-- Start Given entries --
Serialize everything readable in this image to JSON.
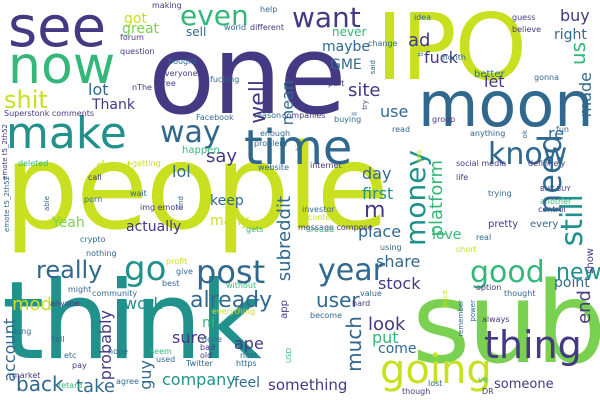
{
  "words": {
    "people": "people",
    "think": "think",
    "sub": "sub",
    "one": "one",
    "ipo": "IPO",
    "moon": "moon",
    "see": "see",
    "now": "now",
    "make": "make",
    "time": "time",
    "going": "going",
    "thing": "thing",
    "post": "post",
    "year": "year",
    "way": "way",
    "know": "know",
    "need": "need",
    "money": "money",
    "good": "good",
    "go": "go",
    "really": "really",
    "want": "want",
    "even": "even",
    "shit": "shit",
    "still": "still",
    "already": "already",
    "well": "well",
    "user": "user",
    "new": "new",
    "us": "us",
    "let": "let",
    "made": "made",
    "buy": "buy",
    "fuck": "fuck",
    "got": "got",
    "ad": "ad",
    "lot": "lot",
    "site": "site",
    "mean": "mean",
    "say": "say",
    "lol": "lol",
    "thank": "Thank",
    "dont": "don t",
    "keep": "keep",
    "many": "many",
    "actually": "actually",
    "subreddit": "subreddit",
    "platform": "platform",
    "first": "first",
    "day": "day",
    "m": "m",
    "share": "share",
    "stock": "stock",
    "place": "place",
    "love": "love",
    "look": "look",
    "put": "put",
    "come": "come",
    "much": "much",
    "account": "account",
    "back": "back",
    "take": "take",
    "mod": "mod",
    "work": "work",
    "company": "company",
    "feel": "feel",
    "something": "something",
    "someone": "someone",
    "sure": "sure",
    "ape": "ape",
    "ni": "nI",
    "point": "point",
    "end": "end",
    "re": "re",
    "better": "better",
    "maybe": "maybe",
    "gme": "GME",
    "great": "great",
    "sell": "sell",
    "never": "never",
    "yeah": "Yeah",
    "happen": "happen",
    "use": "use",
    "right": "right",
    "probably": "probably",
    "guy": "guy",
    "every": "every",
    "pretty": "pretty",
    "show": "show",
    "social_media": "social media",
    "superstonk": "Superstonk comments",
    "emote_a": "emote t5_2th52",
    "emote_b": "emote t5_2th52",
    "deleted": "deleted",
    "facebook": "Facebook",
    "companies": "companies",
    "reason": "reason",
    "problem": "problem",
    "website": "website",
    "internet": "internet",
    "message_compose": "message compose",
    "investor": "investor",
    "content": "content",
    "around": "around",
    "gets": "gets",
    "img_emote": "img emote",
    "crypto": "crypto",
    "nothing": "nothing",
    "porn": "porn",
    "wait": "wait",
    "call": "call",
    "able": "able",
    "might": "might",
    "anyone": "anyone",
    "community": "community",
    "without": "without",
    "everything": "everything",
    "app": "app",
    "hard": "hard",
    "become": "become",
    "value": "value",
    "thought": "thought",
    "power": "power",
    "always": "always",
    "remember": "remember",
    "using": "using",
    "price": "price",
    "though": "though",
    "lost": "lost",
    "dr": "DR",
    "ve": "ve",
    "twitter": "Twitter",
    "https": "https",
    "next": "next",
    "old": "old",
    "used": "used",
    "seem": "seem",
    "done": "done",
    "hope": "hope",
    "agree": "agree",
    "retard": "retard",
    "pay": "pay",
    "etc": "etc",
    "market": "market",
    "long": "long",
    "tell": "tell",
    "making": "making",
    "world": "world",
    "different": "different",
    "help": "help",
    "idea": "idea",
    "guess": "guess",
    "believe": "believe",
    "month": "month",
    "change": "change",
    "forum": "forum",
    "question": "question",
    "everyone": "everyone",
    "free": "free",
    "nthe": "nThe",
    "fucking": "fucking",
    "bought": "bought",
    "buying": "buying",
    "part": "part",
    "said": "said",
    "enough": "enough",
    "group": "group",
    "anything": "anything",
    "read": "read",
    "fun": "fun",
    "gonna": "gonna",
    "definitely": "definitely",
    "life": "life",
    "trying": "trying",
    "buy_buy": "BUY BUY",
    "another": "another",
    "control": "control",
    "real": "real",
    "short": "short",
    "option": "option",
    "give": "give",
    "profit": "profit",
    "best": "best",
    "getting": "getting",
    "find": "find",
    "big": "big",
    "bad": "bad",
    "usd": "USD",
    "try": "try",
    "ll": "ll",
    "ok": "ok",
    "yes": "yes",
    "lt": "lt"
  },
  "colors": {
    "yellow": "#c8e020",
    "lime": "#7ad151",
    "green": "#35b779",
    "teal": "#21918c",
    "blue": "#31688e",
    "indigo": "#443983",
    "purple": "#440154"
  }
}
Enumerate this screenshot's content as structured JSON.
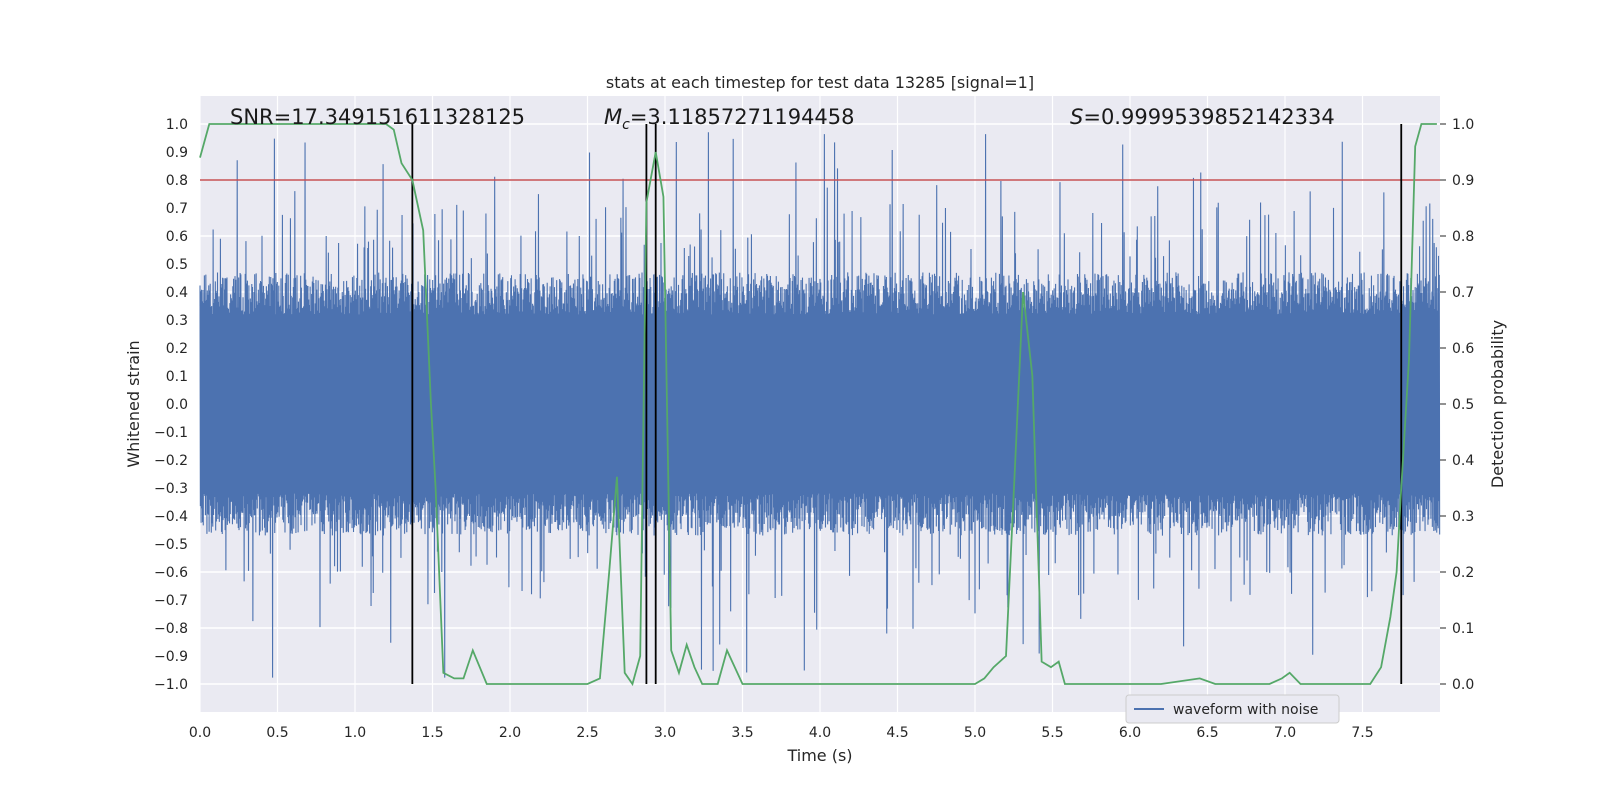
{
  "chart_data": {
    "type": "line",
    "title": "stats at each timestep for test data 13285 [signal=1]",
    "xlabel": "Time (s)",
    "ylabel_left": "Whitened strain",
    "ylabel_right": "Detection probability",
    "xlim": [
      0.0,
      8.0
    ],
    "ylim_left": [
      -1.1,
      1.1
    ],
    "ylim_right": [
      -0.05,
      1.05
    ],
    "x_ticks": [
      "0.0",
      "0.5",
      "1.0",
      "1.5",
      "2.0",
      "2.5",
      "3.0",
      "3.5",
      "4.0",
      "4.5",
      "5.0",
      "5.5",
      "6.0",
      "6.5",
      "7.0",
      "7.5"
    ],
    "y_left_ticks": [
      "1.0",
      "0.9",
      "0.8",
      "0.7",
      "0.6",
      "0.5",
      "0.4",
      "0.3",
      "0.2",
      "0.1",
      "0.0",
      "−0.1",
      "−0.2",
      "−0.3",
      "−0.4",
      "−0.5",
      "−0.6",
      "−0.7",
      "−0.8",
      "−0.9",
      "−1.0"
    ],
    "y_right_ticks": [
      "1.0",
      "0.9",
      "0.8",
      "0.7",
      "0.6",
      "0.5",
      "0.4",
      "0.3",
      "0.2",
      "0.1",
      "0.0"
    ],
    "threshold_right": 0.9,
    "vertical_lines_x": [
      1.37,
      2.88,
      2.94,
      7.75
    ],
    "annotations": {
      "snr_label": "SNR=17.349151611328125",
      "mc_symbol": "M",
      "mc_sub": "c",
      "mc_value": "=3.11857271194458",
      "s_symbol": "S",
      "s_value": "=0.9999539852142334"
    },
    "legend": {
      "label": "waveform with noise",
      "position": "bottom-right"
    },
    "series": [
      {
        "name": "waveform with noise",
        "axis": "left",
        "description": "dense noisy strain, amplitude mostly within ±0.45 with spikes to ±1.0"
      },
      {
        "name": "detection probability",
        "axis": "right",
        "x": [
          0.0,
          0.06,
          0.12,
          0.25,
          0.5,
          0.75,
          1.0,
          1.2,
          1.25,
          1.3,
          1.37,
          1.44,
          1.49,
          1.52,
          1.57,
          1.64,
          1.7,
          1.76,
          1.85,
          1.95,
          2.1,
          2.2,
          2.35,
          2.5,
          2.58,
          2.64,
          2.69,
          2.74,
          2.79,
          2.84,
          2.88,
          2.94,
          2.99,
          3.04,
          3.09,
          3.14,
          3.19,
          3.24,
          3.29,
          3.34,
          3.4,
          3.5,
          3.55,
          3.65,
          3.8,
          4.0,
          4.3,
          4.6,
          4.9,
          5.0,
          5.06,
          5.12,
          5.2,
          5.26,
          5.31,
          5.37,
          5.43,
          5.49,
          5.54,
          5.58,
          5.63,
          5.7,
          5.85,
          6.0,
          6.2,
          6.45,
          6.55,
          6.7,
          6.9,
          6.98,
          7.03,
          7.1,
          7.2,
          7.3,
          7.45,
          7.55,
          7.62,
          7.68,
          7.72,
          7.75,
          7.8,
          7.84,
          7.88,
          7.93,
          7.98
        ],
        "values": [
          0.94,
          1.0,
          1.0,
          1.0,
          1.0,
          1.0,
          1.0,
          1.0,
          0.99,
          0.93,
          0.9,
          0.81,
          0.5,
          0.35,
          0.02,
          0.01,
          0.01,
          0.06,
          0.0,
          0.0,
          0.0,
          0.0,
          0.0,
          0.0,
          0.01,
          0.2,
          0.37,
          0.02,
          0.0,
          0.05,
          0.86,
          0.95,
          0.87,
          0.06,
          0.02,
          0.07,
          0.03,
          0.0,
          0.0,
          0.0,
          0.06,
          0.0,
          0.0,
          0.0,
          0.0,
          0.0,
          0.0,
          0.0,
          0.0,
          0.0,
          0.01,
          0.03,
          0.05,
          0.4,
          0.7,
          0.55,
          0.04,
          0.03,
          0.04,
          0.0,
          0.0,
          0.0,
          0.0,
          0.0,
          0.0,
          0.01,
          0.0,
          0.0,
          0.0,
          0.01,
          0.02,
          0.0,
          0.0,
          0.0,
          0.0,
          0.0,
          0.03,
          0.12,
          0.2,
          0.35,
          0.58,
          0.96,
          1.0,
          1.0,
          1.0
        ]
      }
    ]
  }
}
-- End Given entries --
* _What this task involves_
Find the word "noise" in the material, then list each line that holds it.

* _Full output_
      "label": "waveform with noise",
        "name": "waveform with noise",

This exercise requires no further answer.